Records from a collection
══════════════════════════════

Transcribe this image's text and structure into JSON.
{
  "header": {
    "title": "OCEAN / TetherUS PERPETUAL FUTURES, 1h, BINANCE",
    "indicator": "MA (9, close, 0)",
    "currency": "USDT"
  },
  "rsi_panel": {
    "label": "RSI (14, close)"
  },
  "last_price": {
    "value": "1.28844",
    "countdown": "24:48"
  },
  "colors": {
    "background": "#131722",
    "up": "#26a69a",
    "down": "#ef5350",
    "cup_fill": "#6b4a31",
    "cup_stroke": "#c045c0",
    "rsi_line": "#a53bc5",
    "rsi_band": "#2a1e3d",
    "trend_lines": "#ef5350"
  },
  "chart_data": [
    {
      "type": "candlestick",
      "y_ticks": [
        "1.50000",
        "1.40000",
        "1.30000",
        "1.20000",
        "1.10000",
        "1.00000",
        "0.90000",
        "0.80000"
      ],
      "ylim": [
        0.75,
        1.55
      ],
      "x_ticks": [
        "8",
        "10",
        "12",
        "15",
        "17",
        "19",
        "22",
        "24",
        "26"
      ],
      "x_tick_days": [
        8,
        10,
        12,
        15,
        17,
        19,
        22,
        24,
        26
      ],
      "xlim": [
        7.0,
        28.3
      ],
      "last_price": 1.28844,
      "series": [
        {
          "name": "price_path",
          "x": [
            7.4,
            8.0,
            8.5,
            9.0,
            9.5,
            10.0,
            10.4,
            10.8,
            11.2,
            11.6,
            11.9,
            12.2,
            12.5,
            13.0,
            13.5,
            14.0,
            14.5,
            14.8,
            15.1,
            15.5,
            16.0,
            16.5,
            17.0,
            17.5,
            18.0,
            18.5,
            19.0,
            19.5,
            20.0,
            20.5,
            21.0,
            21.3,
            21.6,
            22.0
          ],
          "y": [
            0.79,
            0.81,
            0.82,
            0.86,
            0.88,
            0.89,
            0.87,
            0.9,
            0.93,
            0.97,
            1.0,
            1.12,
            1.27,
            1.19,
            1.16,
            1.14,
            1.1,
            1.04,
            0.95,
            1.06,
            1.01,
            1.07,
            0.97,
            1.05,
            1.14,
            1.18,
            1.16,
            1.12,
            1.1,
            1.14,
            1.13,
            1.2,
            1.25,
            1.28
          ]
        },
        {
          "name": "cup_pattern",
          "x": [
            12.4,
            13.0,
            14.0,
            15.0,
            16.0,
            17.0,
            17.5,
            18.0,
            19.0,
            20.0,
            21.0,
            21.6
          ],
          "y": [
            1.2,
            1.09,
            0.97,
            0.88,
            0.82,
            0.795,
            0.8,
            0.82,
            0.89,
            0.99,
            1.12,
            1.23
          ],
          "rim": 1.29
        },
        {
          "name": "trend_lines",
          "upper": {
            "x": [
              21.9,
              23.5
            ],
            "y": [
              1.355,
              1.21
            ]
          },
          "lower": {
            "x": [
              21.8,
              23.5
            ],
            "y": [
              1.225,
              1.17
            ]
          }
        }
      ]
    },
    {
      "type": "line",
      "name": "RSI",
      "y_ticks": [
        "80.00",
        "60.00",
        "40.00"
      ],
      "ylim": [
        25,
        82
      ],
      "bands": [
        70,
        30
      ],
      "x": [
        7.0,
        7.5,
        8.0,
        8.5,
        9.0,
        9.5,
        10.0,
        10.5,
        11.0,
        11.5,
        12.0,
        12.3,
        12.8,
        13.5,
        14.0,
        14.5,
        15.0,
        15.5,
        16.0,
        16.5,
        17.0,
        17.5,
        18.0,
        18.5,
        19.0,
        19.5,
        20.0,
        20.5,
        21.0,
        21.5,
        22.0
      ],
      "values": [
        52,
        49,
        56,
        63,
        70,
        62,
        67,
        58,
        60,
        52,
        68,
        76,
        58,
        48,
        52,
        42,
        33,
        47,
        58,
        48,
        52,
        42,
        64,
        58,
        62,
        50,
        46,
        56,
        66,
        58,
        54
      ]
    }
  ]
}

══════════════════════════════

What is expected
Would you reproduce the material above in full, exactly as given?

Answer to this exercise
Transcribe this image's text and structure into JSON.
{
  "header": {
    "title": "OCEAN / TetherUS PERPETUAL FUTURES, 1h, BINANCE",
    "indicator": "MA (9, close, 0)",
    "currency": "USDT"
  },
  "rsi_panel": {
    "label": "RSI (14, close)"
  },
  "last_price": {
    "value": "1.28844",
    "countdown": "24:48"
  },
  "colors": {
    "background": "#131722",
    "up": "#26a69a",
    "down": "#ef5350",
    "cup_fill": "#6b4a31",
    "cup_stroke": "#c045c0",
    "rsi_line": "#a53bc5",
    "rsi_band": "#2a1e3d",
    "trend_lines": "#ef5350"
  },
  "chart_data": [
    {
      "type": "candlestick",
      "y_ticks": [
        "1.50000",
        "1.40000",
        "1.30000",
        "1.20000",
        "1.10000",
        "1.00000",
        "0.90000",
        "0.80000"
      ],
      "ylim": [
        0.75,
        1.55
      ],
      "x_ticks": [
        "8",
        "10",
        "12",
        "15",
        "17",
        "19",
        "22",
        "24",
        "26"
      ],
      "x_tick_days": [
        8,
        10,
        12,
        15,
        17,
        19,
        22,
        24,
        26
      ],
      "xlim": [
        7.0,
        28.3
      ],
      "last_price": 1.28844,
      "series": [
        {
          "name": "price_path",
          "x": [
            7.4,
            8.0,
            8.5,
            9.0,
            9.5,
            10.0,
            10.4,
            10.8,
            11.2,
            11.6,
            11.9,
            12.2,
            12.5,
            13.0,
            13.5,
            14.0,
            14.5,
            14.8,
            15.1,
            15.5,
            16.0,
            16.5,
            17.0,
            17.5,
            18.0,
            18.5,
            19.0,
            19.5,
            20.0,
            20.5,
            21.0,
            21.3,
            21.6,
            22.0
          ],
          "y": [
            0.79,
            0.81,
            0.82,
            0.86,
            0.88,
            0.89,
            0.87,
            0.9,
            0.93,
            0.97,
            1.0,
            1.12,
            1.27,
            1.19,
            1.16,
            1.14,
            1.1,
            1.04,
            0.95,
            1.06,
            1.01,
            1.07,
            0.97,
            1.05,
            1.14,
            1.18,
            1.16,
            1.12,
            1.1,
            1.14,
            1.13,
            1.2,
            1.25,
            1.28
          ]
        },
        {
          "name": "cup_pattern",
          "x": [
            12.4,
            13.0,
            14.0,
            15.0,
            16.0,
            17.0,
            17.5,
            18.0,
            19.0,
            20.0,
            21.0,
            21.6
          ],
          "y": [
            1.2,
            1.09,
            0.97,
            0.88,
            0.82,
            0.795,
            0.8,
            0.82,
            0.89,
            0.99,
            1.12,
            1.23
          ],
          "rim": 1.29
        },
        {
          "name": "trend_lines",
          "upper": {
            "x": [
              21.9,
              23.5
            ],
            "y": [
              1.355,
              1.21
            ]
          },
          "lower": {
            "x": [
              21.8,
              23.5
            ],
            "y": [
              1.225,
              1.17
            ]
          }
        }
      ]
    },
    {
      "type": "line",
      "name": "RSI",
      "y_ticks": [
        "80.00",
        "60.00",
        "40.00"
      ],
      "ylim": [
        25,
        82
      ],
      "bands": [
        70,
        30
      ],
      "x": [
        7.0,
        7.5,
        8.0,
        8.5,
        9.0,
        9.5,
        10.0,
        10.5,
        11.0,
        11.5,
        12.0,
        12.3,
        12.8,
        13.5,
        14.0,
        14.5,
        15.0,
        15.5,
        16.0,
        16.5,
        17.0,
        17.5,
        18.0,
        18.5,
        19.0,
        19.5,
        20.0,
        20.5,
        21.0,
        21.5,
        22.0
      ],
      "values": [
        52,
        49,
        56,
        63,
        70,
        62,
        67,
        58,
        60,
        52,
        68,
        76,
        58,
        48,
        52,
        42,
        33,
        47,
        58,
        48,
        52,
        42,
        64,
        58,
        62,
        50,
        46,
        56,
        66,
        58,
        54
      ]
    }
  ]
}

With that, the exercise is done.